>> START

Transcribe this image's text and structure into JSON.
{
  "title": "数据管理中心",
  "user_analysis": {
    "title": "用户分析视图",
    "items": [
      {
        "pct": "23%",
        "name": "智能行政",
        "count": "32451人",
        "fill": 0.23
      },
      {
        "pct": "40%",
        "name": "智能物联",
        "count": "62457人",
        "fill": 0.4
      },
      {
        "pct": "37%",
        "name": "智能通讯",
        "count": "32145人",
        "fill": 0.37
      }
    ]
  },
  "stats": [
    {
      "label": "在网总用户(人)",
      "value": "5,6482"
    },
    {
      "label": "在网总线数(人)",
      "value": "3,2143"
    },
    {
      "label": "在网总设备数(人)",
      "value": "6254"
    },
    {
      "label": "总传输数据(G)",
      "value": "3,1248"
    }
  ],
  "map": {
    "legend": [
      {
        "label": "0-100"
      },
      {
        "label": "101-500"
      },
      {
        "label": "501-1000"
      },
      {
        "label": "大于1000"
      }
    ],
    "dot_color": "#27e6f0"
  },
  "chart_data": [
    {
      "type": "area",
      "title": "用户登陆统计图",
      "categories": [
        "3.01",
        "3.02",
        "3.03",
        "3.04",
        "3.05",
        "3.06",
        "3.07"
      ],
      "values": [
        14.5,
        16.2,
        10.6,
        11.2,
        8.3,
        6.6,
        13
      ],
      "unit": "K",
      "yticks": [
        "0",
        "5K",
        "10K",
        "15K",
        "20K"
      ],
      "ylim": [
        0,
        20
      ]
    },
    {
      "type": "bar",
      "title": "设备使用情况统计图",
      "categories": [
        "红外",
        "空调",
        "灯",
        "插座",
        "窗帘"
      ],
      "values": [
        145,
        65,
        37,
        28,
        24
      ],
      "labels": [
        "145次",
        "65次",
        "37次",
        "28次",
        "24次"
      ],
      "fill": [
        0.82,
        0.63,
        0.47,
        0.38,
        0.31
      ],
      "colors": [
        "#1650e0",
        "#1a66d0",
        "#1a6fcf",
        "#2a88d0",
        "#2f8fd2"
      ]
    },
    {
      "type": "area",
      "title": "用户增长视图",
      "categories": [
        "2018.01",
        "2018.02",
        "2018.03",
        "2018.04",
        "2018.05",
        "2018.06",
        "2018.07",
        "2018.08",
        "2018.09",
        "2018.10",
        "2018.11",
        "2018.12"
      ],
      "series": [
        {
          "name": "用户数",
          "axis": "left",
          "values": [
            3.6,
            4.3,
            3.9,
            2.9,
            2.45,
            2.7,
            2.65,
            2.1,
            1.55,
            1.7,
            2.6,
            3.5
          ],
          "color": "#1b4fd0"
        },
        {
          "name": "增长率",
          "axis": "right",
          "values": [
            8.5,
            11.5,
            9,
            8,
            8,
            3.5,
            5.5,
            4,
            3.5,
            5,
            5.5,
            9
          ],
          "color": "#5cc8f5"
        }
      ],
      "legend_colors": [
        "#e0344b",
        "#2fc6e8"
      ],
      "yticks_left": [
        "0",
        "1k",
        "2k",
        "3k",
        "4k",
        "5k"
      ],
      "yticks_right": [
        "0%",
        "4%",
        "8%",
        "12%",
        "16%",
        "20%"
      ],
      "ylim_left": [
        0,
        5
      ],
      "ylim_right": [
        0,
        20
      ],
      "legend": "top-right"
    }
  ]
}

>> END

Each line in the material above must be retyped without alteration.

*IN RESPONSE*.
Transcribe this image's text and structure into JSON.
{
  "title": "数据管理中心",
  "user_analysis": {
    "title": "用户分析视图",
    "items": [
      {
        "pct": "23%",
        "name": "智能行政",
        "count": "32451人",
        "fill": 0.23
      },
      {
        "pct": "40%",
        "name": "智能物联",
        "count": "62457人",
        "fill": 0.4
      },
      {
        "pct": "37%",
        "name": "智能通讯",
        "count": "32145人",
        "fill": 0.37
      }
    ]
  },
  "stats": [
    {
      "label": "在网总用户(人)",
      "value": "5,6482"
    },
    {
      "label": "在网总线数(人)",
      "value": "3,2143"
    },
    {
      "label": "在网总设备数(人)",
      "value": "6254"
    },
    {
      "label": "总传输数据(G)",
      "value": "3,1248"
    }
  ],
  "map": {
    "legend": [
      {
        "label": "0-100"
      },
      {
        "label": "101-500"
      },
      {
        "label": "501-1000"
      },
      {
        "label": "大于1000"
      }
    ],
    "dot_color": "#27e6f0"
  },
  "chart_data": [
    {
      "type": "area",
      "title": "用户登陆统计图",
      "categories": [
        "3.01",
        "3.02",
        "3.03",
        "3.04",
        "3.05",
        "3.06",
        "3.07"
      ],
      "values": [
        14.5,
        16.2,
        10.6,
        11.2,
        8.3,
        6.6,
        13
      ],
      "unit": "K",
      "yticks": [
        "0",
        "5K",
        "10K",
        "15K",
        "20K"
      ],
      "ylim": [
        0,
        20
      ]
    },
    {
      "type": "bar",
      "title": "设备使用情况统计图",
      "categories": [
        "红外",
        "空调",
        "灯",
        "插座",
        "窗帘"
      ],
      "values": [
        145,
        65,
        37,
        28,
        24
      ],
      "labels": [
        "145次",
        "65次",
        "37次",
        "28次",
        "24次"
      ],
      "fill": [
        0.82,
        0.63,
        0.47,
        0.38,
        0.31
      ],
      "colors": [
        "#1650e0",
        "#1a66d0",
        "#1a6fcf",
        "#2a88d0",
        "#2f8fd2"
      ]
    },
    {
      "type": "area",
      "title": "用户增长视图",
      "categories": [
        "2018.01",
        "2018.02",
        "2018.03",
        "2018.04",
        "2018.05",
        "2018.06",
        "2018.07",
        "2018.08",
        "2018.09",
        "2018.10",
        "2018.11",
        "2018.12"
      ],
      "series": [
        {
          "name": "用户数",
          "axis": "left",
          "values": [
            3.6,
            4.3,
            3.9,
            2.9,
            2.45,
            2.7,
            2.65,
            2.1,
            1.55,
            1.7,
            2.6,
            3.5
          ],
          "color": "#1b4fd0"
        },
        {
          "name": "增长率",
          "axis": "right",
          "values": [
            8.5,
            11.5,
            9,
            8,
            8,
            3.5,
            5.5,
            4,
            3.5,
            5,
            5.5,
            9
          ],
          "color": "#5cc8f5"
        }
      ],
      "legend_colors": [
        "#e0344b",
        "#2fc6e8"
      ],
      "yticks_left": [
        "0",
        "1k",
        "2k",
        "3k",
        "4k",
        "5k"
      ],
      "yticks_right": [
        "0%",
        "4%",
        "8%",
        "12%",
        "16%",
        "20%"
      ],
      "ylim_left": [
        0,
        5
      ],
      "ylim_right": [
        0,
        20
      ],
      "legend": "top-right"
    }
  ]
}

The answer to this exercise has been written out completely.